SOURCE DATA
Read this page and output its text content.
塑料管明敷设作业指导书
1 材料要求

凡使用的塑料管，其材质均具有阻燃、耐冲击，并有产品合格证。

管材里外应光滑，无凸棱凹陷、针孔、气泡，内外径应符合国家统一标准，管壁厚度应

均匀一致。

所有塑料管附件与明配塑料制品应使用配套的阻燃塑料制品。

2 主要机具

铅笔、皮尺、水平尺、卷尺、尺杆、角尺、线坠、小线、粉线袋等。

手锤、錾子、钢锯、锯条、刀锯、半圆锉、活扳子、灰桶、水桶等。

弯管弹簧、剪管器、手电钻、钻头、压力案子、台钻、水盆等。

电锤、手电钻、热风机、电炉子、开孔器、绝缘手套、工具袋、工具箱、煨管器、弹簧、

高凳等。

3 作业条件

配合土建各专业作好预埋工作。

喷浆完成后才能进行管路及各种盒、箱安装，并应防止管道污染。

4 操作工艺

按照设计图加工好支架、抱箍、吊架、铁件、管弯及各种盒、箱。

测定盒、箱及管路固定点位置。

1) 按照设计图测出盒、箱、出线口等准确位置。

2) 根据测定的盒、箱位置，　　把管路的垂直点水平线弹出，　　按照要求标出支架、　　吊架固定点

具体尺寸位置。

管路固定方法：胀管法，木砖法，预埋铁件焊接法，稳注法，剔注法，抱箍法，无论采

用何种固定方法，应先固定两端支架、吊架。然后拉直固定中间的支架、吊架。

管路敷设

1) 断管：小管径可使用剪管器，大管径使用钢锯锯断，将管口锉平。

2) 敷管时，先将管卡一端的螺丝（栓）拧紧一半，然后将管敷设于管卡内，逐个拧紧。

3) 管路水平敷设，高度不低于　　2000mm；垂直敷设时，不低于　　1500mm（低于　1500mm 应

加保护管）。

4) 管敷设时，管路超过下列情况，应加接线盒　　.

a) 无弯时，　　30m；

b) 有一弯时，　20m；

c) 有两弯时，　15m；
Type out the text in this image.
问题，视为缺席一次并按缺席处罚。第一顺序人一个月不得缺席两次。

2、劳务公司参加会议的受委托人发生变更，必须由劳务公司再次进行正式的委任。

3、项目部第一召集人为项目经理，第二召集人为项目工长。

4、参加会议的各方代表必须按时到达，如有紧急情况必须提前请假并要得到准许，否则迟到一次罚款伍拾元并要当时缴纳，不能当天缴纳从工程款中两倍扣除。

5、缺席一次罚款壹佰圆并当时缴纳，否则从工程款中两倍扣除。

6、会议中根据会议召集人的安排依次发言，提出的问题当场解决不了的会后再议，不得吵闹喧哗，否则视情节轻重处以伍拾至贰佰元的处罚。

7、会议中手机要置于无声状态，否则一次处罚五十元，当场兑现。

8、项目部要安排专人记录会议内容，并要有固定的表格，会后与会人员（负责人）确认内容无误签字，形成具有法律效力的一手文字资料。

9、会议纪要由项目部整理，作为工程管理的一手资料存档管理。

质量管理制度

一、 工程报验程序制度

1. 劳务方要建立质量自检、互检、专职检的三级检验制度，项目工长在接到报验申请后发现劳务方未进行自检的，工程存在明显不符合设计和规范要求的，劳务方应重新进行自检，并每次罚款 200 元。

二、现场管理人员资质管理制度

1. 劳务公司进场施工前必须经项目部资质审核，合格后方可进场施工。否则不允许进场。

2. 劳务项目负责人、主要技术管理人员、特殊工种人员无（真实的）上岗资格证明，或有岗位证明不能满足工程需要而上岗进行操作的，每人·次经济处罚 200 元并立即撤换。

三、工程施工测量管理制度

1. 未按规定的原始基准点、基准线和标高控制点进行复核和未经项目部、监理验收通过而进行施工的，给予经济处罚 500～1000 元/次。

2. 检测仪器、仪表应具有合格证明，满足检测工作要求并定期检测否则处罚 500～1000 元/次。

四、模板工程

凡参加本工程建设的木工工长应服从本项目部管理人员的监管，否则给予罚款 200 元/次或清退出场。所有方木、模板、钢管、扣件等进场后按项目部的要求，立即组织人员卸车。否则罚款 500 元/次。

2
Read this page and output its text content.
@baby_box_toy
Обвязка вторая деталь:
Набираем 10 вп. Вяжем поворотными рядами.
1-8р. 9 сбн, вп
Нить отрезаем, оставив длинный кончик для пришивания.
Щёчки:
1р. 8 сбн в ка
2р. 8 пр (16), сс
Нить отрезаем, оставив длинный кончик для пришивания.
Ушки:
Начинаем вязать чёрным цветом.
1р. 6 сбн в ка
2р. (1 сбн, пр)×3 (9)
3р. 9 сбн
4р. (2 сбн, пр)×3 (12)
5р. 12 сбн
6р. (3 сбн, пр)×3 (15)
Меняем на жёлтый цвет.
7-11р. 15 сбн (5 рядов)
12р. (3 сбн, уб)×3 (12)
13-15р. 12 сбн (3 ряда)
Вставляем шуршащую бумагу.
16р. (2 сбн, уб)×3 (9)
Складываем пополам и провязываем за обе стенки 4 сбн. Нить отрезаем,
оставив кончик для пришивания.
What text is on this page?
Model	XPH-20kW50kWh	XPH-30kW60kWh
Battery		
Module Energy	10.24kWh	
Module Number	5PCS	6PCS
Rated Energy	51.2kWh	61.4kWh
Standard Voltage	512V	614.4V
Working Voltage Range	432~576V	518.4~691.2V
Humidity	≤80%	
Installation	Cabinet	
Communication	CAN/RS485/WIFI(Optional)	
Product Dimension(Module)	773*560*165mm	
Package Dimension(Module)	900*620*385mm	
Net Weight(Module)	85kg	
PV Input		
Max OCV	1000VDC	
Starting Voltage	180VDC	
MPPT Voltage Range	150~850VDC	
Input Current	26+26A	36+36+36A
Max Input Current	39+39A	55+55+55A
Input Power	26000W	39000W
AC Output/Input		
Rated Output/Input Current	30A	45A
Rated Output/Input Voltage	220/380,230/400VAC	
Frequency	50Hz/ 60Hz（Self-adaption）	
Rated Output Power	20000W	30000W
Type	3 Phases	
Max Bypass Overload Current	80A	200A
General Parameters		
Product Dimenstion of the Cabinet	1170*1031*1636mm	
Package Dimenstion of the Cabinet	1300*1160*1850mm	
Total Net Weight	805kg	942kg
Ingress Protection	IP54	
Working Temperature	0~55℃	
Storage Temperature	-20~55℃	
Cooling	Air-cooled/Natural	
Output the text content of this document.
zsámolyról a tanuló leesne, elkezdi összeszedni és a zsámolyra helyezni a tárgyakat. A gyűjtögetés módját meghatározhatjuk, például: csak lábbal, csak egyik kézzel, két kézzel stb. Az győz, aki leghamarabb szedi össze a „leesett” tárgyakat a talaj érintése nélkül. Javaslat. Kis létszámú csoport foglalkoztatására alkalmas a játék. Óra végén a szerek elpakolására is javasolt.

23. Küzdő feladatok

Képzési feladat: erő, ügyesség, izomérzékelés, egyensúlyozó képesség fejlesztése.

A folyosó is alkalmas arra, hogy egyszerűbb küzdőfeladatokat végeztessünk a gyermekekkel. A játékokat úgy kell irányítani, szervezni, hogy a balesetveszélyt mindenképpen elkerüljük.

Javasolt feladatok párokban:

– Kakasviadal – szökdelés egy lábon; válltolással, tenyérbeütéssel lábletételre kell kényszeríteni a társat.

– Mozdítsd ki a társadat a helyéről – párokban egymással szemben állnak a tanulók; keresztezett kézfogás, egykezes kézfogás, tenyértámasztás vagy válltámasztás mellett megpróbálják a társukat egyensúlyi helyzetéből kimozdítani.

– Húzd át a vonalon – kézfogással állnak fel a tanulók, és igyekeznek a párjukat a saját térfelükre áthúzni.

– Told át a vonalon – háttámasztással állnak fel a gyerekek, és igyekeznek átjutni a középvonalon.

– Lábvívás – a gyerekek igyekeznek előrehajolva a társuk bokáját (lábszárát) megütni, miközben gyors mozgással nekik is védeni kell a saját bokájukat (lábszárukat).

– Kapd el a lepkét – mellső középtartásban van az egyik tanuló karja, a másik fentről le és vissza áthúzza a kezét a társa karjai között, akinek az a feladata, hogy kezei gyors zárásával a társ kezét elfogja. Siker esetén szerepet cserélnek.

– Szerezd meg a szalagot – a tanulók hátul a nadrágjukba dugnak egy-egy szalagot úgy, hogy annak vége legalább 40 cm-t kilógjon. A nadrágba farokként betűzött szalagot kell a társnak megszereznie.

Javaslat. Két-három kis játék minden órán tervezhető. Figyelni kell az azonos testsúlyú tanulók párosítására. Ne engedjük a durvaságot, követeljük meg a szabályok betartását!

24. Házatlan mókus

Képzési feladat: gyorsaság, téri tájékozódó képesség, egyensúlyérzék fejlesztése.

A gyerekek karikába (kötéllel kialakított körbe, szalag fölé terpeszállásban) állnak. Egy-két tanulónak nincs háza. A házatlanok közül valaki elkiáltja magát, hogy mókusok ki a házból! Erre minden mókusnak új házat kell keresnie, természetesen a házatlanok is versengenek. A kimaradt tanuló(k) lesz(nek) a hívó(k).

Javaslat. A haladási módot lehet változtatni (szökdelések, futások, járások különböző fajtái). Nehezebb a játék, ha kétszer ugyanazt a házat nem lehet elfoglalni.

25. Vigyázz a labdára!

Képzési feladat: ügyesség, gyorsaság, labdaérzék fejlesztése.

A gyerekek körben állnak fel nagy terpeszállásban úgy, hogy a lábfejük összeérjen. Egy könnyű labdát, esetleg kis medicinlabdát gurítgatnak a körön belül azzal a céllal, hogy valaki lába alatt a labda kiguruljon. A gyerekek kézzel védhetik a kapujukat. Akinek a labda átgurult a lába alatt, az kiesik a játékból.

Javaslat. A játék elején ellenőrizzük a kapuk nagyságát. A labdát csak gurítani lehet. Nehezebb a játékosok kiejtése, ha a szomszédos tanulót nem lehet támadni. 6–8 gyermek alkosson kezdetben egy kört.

TASK REQUIREMENTS
Above are the records. Copy every line in them holding "képesség".

RESULT OF THE TASK
Képzési feladat: erő, ügyesség, izomérzékelés, egyensúlyozó képesség fejlesztése.
Képzési feladat: gyorsaság, téri tájékozódó képesség, egyensúlyérzék fejlesztése.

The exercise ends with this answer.